» **Collected data entries**:

(begin)

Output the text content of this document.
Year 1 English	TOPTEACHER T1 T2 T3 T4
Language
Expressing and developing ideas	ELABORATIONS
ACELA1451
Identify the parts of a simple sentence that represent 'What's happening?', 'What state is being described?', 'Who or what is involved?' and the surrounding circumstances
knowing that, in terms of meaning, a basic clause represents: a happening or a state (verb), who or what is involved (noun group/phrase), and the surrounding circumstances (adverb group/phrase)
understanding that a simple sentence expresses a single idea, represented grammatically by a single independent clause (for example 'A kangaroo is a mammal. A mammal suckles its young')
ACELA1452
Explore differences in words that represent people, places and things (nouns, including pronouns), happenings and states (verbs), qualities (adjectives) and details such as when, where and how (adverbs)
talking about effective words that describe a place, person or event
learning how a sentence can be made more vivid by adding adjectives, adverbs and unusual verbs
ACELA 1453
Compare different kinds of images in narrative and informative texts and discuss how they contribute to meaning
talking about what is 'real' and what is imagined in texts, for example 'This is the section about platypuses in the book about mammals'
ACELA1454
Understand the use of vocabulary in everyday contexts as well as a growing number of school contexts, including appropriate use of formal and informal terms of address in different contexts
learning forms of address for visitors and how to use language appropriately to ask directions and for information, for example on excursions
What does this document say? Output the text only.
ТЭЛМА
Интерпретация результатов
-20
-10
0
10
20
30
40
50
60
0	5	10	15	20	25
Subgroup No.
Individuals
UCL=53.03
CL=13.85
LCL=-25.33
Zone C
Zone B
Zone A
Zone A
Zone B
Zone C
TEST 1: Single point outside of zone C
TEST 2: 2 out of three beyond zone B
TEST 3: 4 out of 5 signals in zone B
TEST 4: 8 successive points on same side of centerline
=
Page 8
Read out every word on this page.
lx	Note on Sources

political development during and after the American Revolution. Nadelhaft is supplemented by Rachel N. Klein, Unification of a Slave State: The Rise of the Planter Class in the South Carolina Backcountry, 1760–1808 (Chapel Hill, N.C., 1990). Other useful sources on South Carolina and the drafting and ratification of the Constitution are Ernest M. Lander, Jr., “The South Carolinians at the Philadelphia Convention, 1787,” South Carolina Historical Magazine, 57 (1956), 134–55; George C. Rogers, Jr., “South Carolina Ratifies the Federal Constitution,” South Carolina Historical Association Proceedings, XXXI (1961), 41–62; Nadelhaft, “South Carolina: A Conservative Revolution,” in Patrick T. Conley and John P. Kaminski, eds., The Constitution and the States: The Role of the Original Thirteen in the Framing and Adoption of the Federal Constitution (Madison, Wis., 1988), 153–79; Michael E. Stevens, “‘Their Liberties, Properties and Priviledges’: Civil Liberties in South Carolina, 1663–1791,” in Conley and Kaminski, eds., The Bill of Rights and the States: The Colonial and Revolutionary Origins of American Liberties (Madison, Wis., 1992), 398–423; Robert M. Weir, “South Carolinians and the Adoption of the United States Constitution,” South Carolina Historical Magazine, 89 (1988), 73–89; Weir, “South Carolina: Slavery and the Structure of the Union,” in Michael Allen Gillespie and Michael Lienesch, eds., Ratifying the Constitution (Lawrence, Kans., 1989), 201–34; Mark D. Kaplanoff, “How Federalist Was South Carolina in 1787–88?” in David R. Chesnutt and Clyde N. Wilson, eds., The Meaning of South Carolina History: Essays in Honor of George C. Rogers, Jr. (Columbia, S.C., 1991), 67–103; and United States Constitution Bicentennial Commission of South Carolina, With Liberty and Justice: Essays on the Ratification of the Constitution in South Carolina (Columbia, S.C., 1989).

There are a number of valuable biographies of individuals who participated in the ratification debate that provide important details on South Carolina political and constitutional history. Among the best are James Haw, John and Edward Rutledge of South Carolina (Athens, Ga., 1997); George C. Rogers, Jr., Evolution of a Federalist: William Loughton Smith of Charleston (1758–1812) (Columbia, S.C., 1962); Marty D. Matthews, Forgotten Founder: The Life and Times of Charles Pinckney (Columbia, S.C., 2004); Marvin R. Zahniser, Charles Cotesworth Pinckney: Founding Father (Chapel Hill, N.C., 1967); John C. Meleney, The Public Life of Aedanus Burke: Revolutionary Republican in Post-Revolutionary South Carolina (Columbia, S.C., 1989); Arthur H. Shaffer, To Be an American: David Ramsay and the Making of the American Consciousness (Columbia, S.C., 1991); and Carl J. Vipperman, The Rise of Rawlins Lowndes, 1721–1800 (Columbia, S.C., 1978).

(end)

» **EXERCISE DESCRIPTION**:
Look through the lines above and collect those with the word "involved".

» **COMPLETED EXERCISE**:
Identify the parts of a simple sentence that represent 'What's happening?', 'What state is being described?', 'Who or what is involved?' and the surrounding circumstances
knowing that, in terms of meaning, a basic clause represents: a happening or a state (verb), who or what is involved (noun group/phrase), and the surrounding circumstances (adverb group/phrase)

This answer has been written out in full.